▼
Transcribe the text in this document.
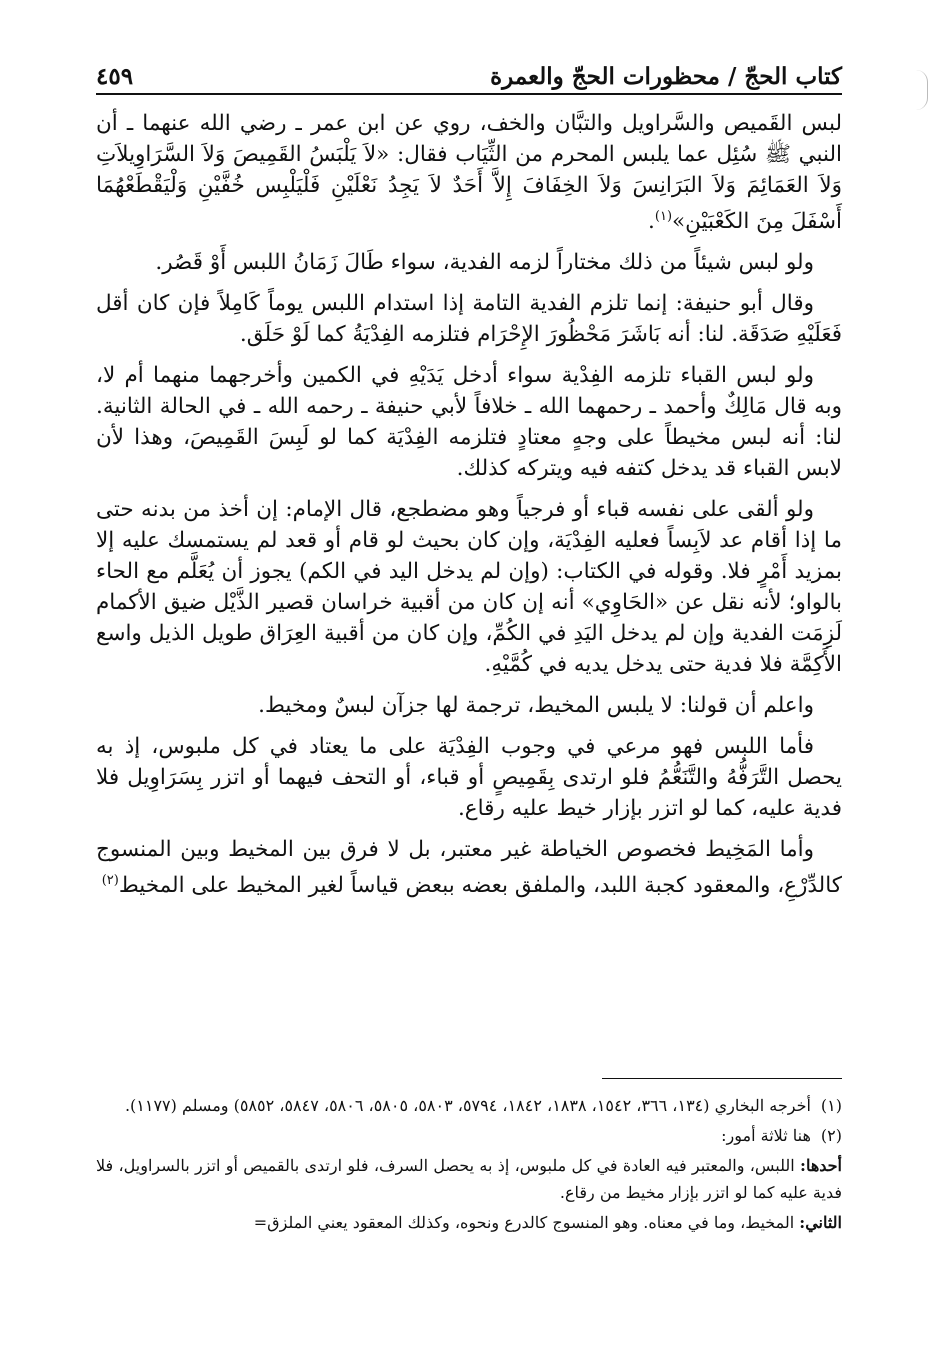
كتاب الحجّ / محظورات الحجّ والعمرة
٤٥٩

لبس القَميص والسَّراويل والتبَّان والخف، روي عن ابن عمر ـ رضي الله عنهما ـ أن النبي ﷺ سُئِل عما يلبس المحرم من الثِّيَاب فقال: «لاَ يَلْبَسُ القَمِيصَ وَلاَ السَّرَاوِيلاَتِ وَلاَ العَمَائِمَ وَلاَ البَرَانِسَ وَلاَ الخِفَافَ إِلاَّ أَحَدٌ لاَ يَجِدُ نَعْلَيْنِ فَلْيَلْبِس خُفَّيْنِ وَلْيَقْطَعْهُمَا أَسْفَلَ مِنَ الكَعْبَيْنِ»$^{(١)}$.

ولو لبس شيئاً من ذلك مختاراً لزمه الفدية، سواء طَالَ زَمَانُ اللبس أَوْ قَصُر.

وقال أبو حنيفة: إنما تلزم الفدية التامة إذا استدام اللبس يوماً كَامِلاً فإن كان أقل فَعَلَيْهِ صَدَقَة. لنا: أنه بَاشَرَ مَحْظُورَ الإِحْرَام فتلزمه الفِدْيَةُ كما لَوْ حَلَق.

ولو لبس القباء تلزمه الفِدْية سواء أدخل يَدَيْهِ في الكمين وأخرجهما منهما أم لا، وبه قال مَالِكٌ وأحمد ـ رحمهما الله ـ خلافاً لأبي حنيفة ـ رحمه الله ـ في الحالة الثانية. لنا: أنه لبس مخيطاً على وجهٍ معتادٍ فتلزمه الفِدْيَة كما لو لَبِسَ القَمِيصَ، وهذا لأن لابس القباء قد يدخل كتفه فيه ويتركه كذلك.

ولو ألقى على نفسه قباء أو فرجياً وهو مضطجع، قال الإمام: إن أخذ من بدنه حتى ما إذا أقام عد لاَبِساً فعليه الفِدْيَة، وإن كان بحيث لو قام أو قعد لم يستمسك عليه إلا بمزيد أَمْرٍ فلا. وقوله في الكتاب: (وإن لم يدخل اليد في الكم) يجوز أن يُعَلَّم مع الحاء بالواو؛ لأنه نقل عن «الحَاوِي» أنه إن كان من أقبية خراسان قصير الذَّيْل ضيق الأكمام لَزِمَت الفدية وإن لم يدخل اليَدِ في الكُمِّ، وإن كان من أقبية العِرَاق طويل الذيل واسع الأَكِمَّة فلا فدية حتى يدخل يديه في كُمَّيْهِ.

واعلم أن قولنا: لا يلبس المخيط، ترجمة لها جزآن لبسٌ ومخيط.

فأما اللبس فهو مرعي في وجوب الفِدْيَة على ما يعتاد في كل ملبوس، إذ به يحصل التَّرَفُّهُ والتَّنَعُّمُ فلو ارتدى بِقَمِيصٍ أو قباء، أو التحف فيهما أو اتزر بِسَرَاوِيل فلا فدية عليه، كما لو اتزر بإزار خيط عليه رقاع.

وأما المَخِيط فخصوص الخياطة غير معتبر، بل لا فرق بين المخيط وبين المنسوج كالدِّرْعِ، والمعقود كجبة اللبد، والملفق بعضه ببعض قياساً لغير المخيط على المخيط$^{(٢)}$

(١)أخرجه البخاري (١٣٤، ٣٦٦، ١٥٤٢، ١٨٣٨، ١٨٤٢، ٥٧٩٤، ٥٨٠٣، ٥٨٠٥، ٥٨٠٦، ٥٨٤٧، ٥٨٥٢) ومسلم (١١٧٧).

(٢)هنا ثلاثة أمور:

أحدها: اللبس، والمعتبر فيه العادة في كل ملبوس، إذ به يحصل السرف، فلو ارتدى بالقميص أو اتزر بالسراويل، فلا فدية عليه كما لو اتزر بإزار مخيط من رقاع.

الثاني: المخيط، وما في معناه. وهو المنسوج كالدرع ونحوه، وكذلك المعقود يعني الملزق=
▲
> WHAT TO WORK ON: Write only the number of lines in the data above that include "الفدية".

> THE OUTPUT: 3